# GIVEN EXERCISE
Below is a listing; reproduce each line of it exactly.

Figure dataset records
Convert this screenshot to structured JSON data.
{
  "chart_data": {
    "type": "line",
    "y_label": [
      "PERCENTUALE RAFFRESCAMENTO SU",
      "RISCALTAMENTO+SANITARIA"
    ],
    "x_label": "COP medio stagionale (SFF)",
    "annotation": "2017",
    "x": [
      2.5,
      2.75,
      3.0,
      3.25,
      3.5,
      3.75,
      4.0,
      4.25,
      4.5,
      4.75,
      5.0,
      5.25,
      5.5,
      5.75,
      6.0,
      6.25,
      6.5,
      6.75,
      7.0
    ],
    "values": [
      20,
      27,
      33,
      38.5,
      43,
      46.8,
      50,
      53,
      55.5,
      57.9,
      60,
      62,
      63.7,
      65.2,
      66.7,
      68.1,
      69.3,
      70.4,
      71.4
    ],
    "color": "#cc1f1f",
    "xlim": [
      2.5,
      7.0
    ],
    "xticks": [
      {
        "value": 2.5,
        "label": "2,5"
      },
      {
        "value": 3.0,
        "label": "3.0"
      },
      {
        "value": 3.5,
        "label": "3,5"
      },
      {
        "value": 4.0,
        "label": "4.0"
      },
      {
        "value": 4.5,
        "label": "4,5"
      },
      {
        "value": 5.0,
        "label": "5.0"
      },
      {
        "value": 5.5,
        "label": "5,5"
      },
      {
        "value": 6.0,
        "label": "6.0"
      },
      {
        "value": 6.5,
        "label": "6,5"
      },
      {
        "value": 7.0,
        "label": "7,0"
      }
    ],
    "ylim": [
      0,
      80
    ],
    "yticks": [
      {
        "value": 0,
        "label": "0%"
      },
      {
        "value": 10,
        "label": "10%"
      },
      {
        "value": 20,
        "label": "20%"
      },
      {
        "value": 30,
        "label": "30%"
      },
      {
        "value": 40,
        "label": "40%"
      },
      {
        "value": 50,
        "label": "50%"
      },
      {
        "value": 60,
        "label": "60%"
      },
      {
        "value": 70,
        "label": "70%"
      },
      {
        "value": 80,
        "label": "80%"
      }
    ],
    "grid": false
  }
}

# COMPLETED TASK
Convert this screenshot to structured JSON data.
{
  "chart_data": {
    "type": "line",
    "y_label": [
      "PERCENTUALE RAFFRESCAMENTO SU",
      "RISCALTAMENTO+SANITARIA"
    ],
    "x_label": "COP medio stagionale (SFF)",
    "annotation": "2017",
    "x": [
      2.5,
      2.75,
      3.0,
      3.25,
      3.5,
      3.75,
      4.0,
      4.25,
      4.5,
      4.75,
      5.0,
      5.25,
      5.5,
      5.75,
      6.0,
      6.25,
      6.5,
      6.75,
      7.0
    ],
    "values": [
      20,
      27,
      33,
      38.5,
      43,
      46.8,
      50,
      53,
      55.5,
      57.9,
      60,
      62,
      63.7,
      65.2,
      66.7,
      68.1,
      69.3,
      70.4,
      71.4
    ],
    "color": "#cc1f1f",
    "xlim": [
      2.5,
      7.0
    ],
    "xticks": [
      {
        "value": 2.5,
        "label": "2,5"
      },
      {
        "value": 3.0,
        "label": "3.0"
      },
      {
        "value": 3.5,
        "label": "3,5"
      },
      {
        "value": 4.0,
        "label": "4.0"
      },
      {
        "value": 4.5,
        "label": "4,5"
      },
      {
        "value": 5.0,
        "label": "5.0"
      },
      {
        "value": 5.5,
        "label": "5,5"
      },
      {
        "value": 6.0,
        "label": "6.0"
      },
      {
        "value": 6.5,
        "label": "6,5"
      },
      {
        "value": 7.0,
        "label": "7,0"
      }
    ],
    "ylim": [
      0,
      80
    ],
    "yticks": [
      {
        "value": 0,
        "label": "0%"
      },
      {
        "value": 10,
        "label": "10%"
      },
      {
        "value": 20,
        "label": "20%"
      },
      {
        "value": 30,
        "label": "30%"
      },
      {
        "value": 40,
        "label": "40%"
      },
      {
        "value": 50,
        "label": "50%"
      },
      {
        "value": 60,
        "label": "60%"
      },
      {
        "value": 70,
        "label": "70%"
      },
      {
        "value": 80,
        "label": "80%"
      }
    ],
    "grid": false
  }
}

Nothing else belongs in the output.